┌──

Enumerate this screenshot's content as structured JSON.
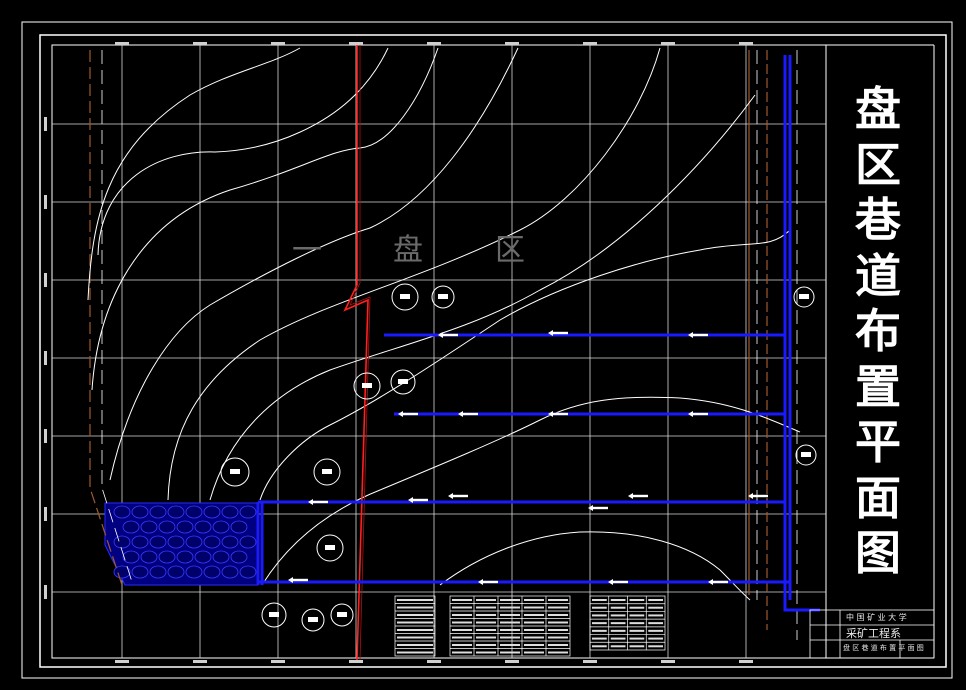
{
  "drawing": {
    "title_chars": [
      "盘",
      "区",
      "巷",
      "道",
      "布",
      "置",
      "平",
      "面",
      "图"
    ],
    "zone_label_chars": [
      "一",
      "盘",
      "区"
    ]
  },
  "title_block": {
    "school": "中 国 矿 业 大 学",
    "department": "采矿工程系",
    "drawing_name": "盘 区 巷 道 布 置 平 面 图"
  },
  "colors": {
    "background": "#000000",
    "contour": "#ffffff",
    "grid": "#ffffff",
    "roadway": "#1a1aff",
    "fault": "#ff2020",
    "boundary": "#a05a2c",
    "gob_fill": "#0000aa"
  }
}
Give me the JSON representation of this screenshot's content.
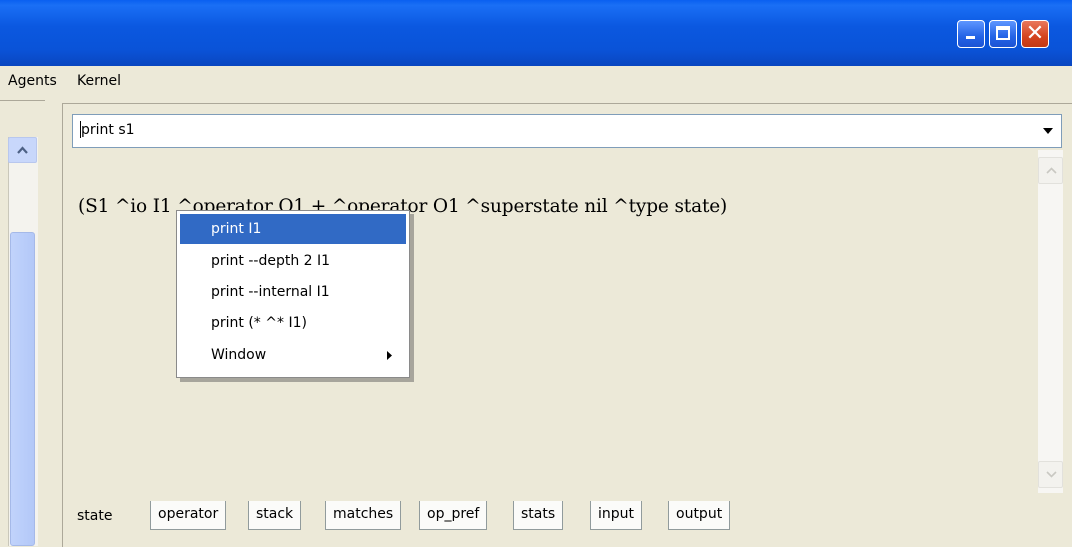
{
  "window": {
    "buttons": [
      "minimize",
      "maximize",
      "close"
    ]
  },
  "menubar": {
    "items": [
      "Agents",
      "Kernel"
    ]
  },
  "command": {
    "value": "print s1"
  },
  "output": {
    "text": "(S1 ^io I1 ^operator O1 + ^operator O1 ^superstate nil ^type state)"
  },
  "context_menu": {
    "items": [
      {
        "label": "print I1",
        "highlighted": true
      },
      {
        "label": "print --depth 2 I1"
      },
      {
        "label": "print --internal I1"
      },
      {
        "label": "print (* ^* I1)"
      },
      {
        "label": "Window",
        "submenu": true
      }
    ]
  },
  "tabs": [
    "state",
    "operator",
    "stack",
    "matches",
    "op_pref",
    "stats",
    "input",
    "output"
  ],
  "active_tab": "state",
  "colors": {
    "titlebar": "#0a53d8",
    "menu_highlight": "#316ac5",
    "background": "#ece9d8"
  }
}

└──

▶ **STATED TASK**:
Say only how many lines in the records carry the word "background".

▶ **THE RESPONSE**:
2